**Aim of the exercise**
Pictures stay out of the copy; restate everything else in the material exactly.

• • •

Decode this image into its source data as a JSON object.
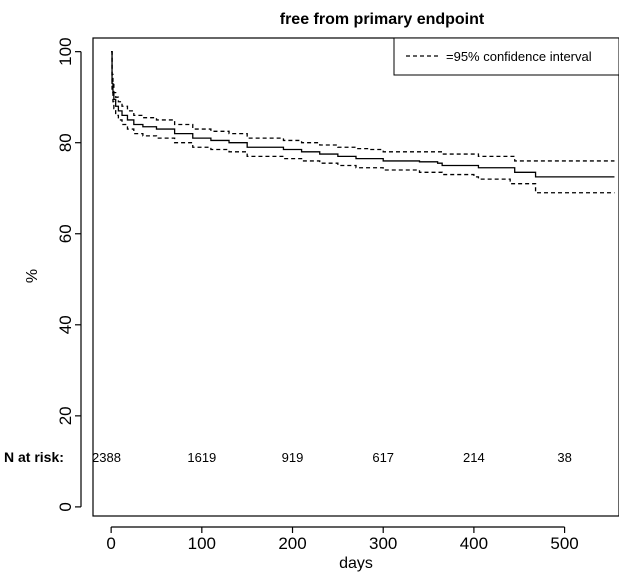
{
  "chart_data": {
    "type": "line",
    "title": "free from primary endpoint",
    "xlabel": "days",
    "ylabel": "%",
    "xlim": [
      -20,
      560
    ],
    "ylim": [
      -2,
      103
    ],
    "xticks": [
      0,
      100,
      200,
      300,
      400,
      500
    ],
    "yticks": [
      0,
      20,
      40,
      60,
      80,
      100
    ],
    "grid": false,
    "legend_position": "top-right",
    "legend_label": "=95% confidence interval",
    "series": [
      {
        "style": "solid",
        "x": [
          0,
          1,
          2,
          3,
          5,
          8,
          12,
          18,
          25,
          35,
          50,
          70,
          90,
          110,
          130,
          150,
          170,
          190,
          210,
          230,
          250,
          270,
          285,
          300,
          320,
          340,
          360,
          365,
          380,
          400,
          405,
          420,
          440,
          445,
          460,
          468,
          480,
          500,
          520,
          555
        ],
        "y": [
          100,
          93,
          91,
          89.5,
          88,
          87,
          86,
          85,
          84,
          83.5,
          83,
          82,
          81,
          80.5,
          80,
          79,
          79,
          78.5,
          78,
          77.5,
          77,
          76.5,
          76.5,
          76,
          76,
          75.8,
          75.5,
          75,
          75,
          75,
          74.5,
          74.5,
          74.5,
          73.5,
          73.5,
          72.5,
          72.5,
          72.5,
          72.5,
          72.5
        ]
      },
      {
        "name": "=95% confidence interval",
        "style": "dashed",
        "x": [
          0,
          1,
          2,
          3,
          5,
          8,
          12,
          18,
          25,
          35,
          50,
          70,
          90,
          110,
          130,
          150,
          170,
          190,
          210,
          230,
          250,
          270,
          285,
          300,
          320,
          340,
          360,
          365,
          380,
          400,
          405,
          420,
          440,
          445,
          460,
          468,
          480,
          500,
          520,
          555
        ],
        "y": [
          100,
          95,
          93,
          91,
          90,
          89,
          88,
          87,
          86,
          85.5,
          85,
          84,
          83,
          82.5,
          82,
          81,
          81,
          80.5,
          80,
          79.5,
          79,
          78.7,
          78.5,
          78,
          78,
          78,
          78,
          77.5,
          77.5,
          77.5,
          77,
          77,
          77,
          76,
          76,
          76,
          76,
          76,
          76,
          76
        ]
      },
      {
        "name": "=95% confidence interval",
        "style": "dashed",
        "x": [
          0,
          1,
          2,
          3,
          5,
          8,
          12,
          18,
          25,
          35,
          50,
          70,
          90,
          110,
          130,
          150,
          170,
          190,
          210,
          230,
          250,
          270,
          285,
          300,
          320,
          340,
          360,
          365,
          380,
          400,
          405,
          420,
          440,
          445,
          460,
          468,
          480,
          500,
          520,
          555
        ],
        "y": [
          100,
          91,
          89,
          87.5,
          86,
          85,
          84,
          83,
          82,
          81.5,
          81,
          80,
          79,
          78.5,
          78,
          77,
          77,
          76.5,
          76,
          75.5,
          75,
          74.5,
          74.5,
          74,
          74,
          73.5,
          73.5,
          73,
          73,
          72.5,
          72,
          72,
          71,
          71,
          71,
          69,
          69,
          69,
          69,
          69
        ]
      }
    ],
    "risk_table": {
      "label": "N at risk:",
      "y": 9.5,
      "x": [
        0,
        100,
        200,
        300,
        400,
        500
      ],
      "values": [
        "2388",
        "1619",
        "919",
        "617",
        "214",
        "38"
      ]
    }
  }
}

• • •

**Result of the exercise**
Decode this image into its source data as a JSON object.
{
  "chart_data": {
    "type": "line",
    "title": "free from primary endpoint",
    "xlabel": "days",
    "ylabel": "%",
    "xlim": [
      -20,
      560
    ],
    "ylim": [
      -2,
      103
    ],
    "xticks": [
      0,
      100,
      200,
      300,
      400,
      500
    ],
    "yticks": [
      0,
      20,
      40,
      60,
      80,
      100
    ],
    "grid": false,
    "legend_position": "top-right",
    "legend_label": "=95% confidence interval",
    "series": [
      {
        "style": "solid",
        "x": [
          0,
          1,
          2,
          3,
          5,
          8,
          12,
          18,
          25,
          35,
          50,
          70,
          90,
          110,
          130,
          150,
          170,
          190,
          210,
          230,
          250,
          270,
          285,
          300,
          320,
          340,
          360,
          365,
          380,
          400,
          405,
          420,
          440,
          445,
          460,
          468,
          480,
          500,
          520,
          555
        ],
        "y": [
          100,
          93,
          91,
          89.5,
          88,
          87,
          86,
          85,
          84,
          83.5,
          83,
          82,
          81,
          80.5,
          80,
          79,
          79,
          78.5,
          78,
          77.5,
          77,
          76.5,
          76.5,
          76,
          76,
          75.8,
          75.5,
          75,
          75,
          75,
          74.5,
          74.5,
          74.5,
          73.5,
          73.5,
          72.5,
          72.5,
          72.5,
          72.5,
          72.5
        ]
      },
      {
        "name": "=95% confidence interval",
        "style": "dashed",
        "x": [
          0,
          1,
          2,
          3,
          5,
          8,
          12,
          18,
          25,
          35,
          50,
          70,
          90,
          110,
          130,
          150,
          170,
          190,
          210,
          230,
          250,
          270,
          285,
          300,
          320,
          340,
          360,
          365,
          380,
          400,
          405,
          420,
          440,
          445,
          460,
          468,
          480,
          500,
          520,
          555
        ],
        "y": [
          100,
          95,
          93,
          91,
          90,
          89,
          88,
          87,
          86,
          85.5,
          85,
          84,
          83,
          82.5,
          82,
          81,
          81,
          80.5,
          80,
          79.5,
          79,
          78.7,
          78.5,
          78,
          78,
          78,
          78,
          77.5,
          77.5,
          77.5,
          77,
          77,
          77,
          76,
          76,
          76,
          76,
          76,
          76,
          76
        ]
      },
      {
        "name": "=95% confidence interval",
        "style": "dashed",
        "x": [
          0,
          1,
          2,
          3,
          5,
          8,
          12,
          18,
          25,
          35,
          50,
          70,
          90,
          110,
          130,
          150,
          170,
          190,
          210,
          230,
          250,
          270,
          285,
          300,
          320,
          340,
          360,
          365,
          380,
          400,
          405,
          420,
          440,
          445,
          460,
          468,
          480,
          500,
          520,
          555
        ],
        "y": [
          100,
          91,
          89,
          87.5,
          86,
          85,
          84,
          83,
          82,
          81.5,
          81,
          80,
          79,
          78.5,
          78,
          77,
          77,
          76.5,
          76,
          75.5,
          75,
          74.5,
          74.5,
          74,
          74,
          73.5,
          73.5,
          73,
          73,
          72.5,
          72,
          72,
          71,
          71,
          71,
          69,
          69,
          69,
          69,
          69
        ]
      }
    ],
    "risk_table": {
      "label": "N at risk:",
      "y": 9.5,
      "x": [
        0,
        100,
        200,
        300,
        400,
        500
      ],
      "values": [
        "2388",
        "1619",
        "919",
        "617",
        "214",
        "38"
      ]
    }
  }
}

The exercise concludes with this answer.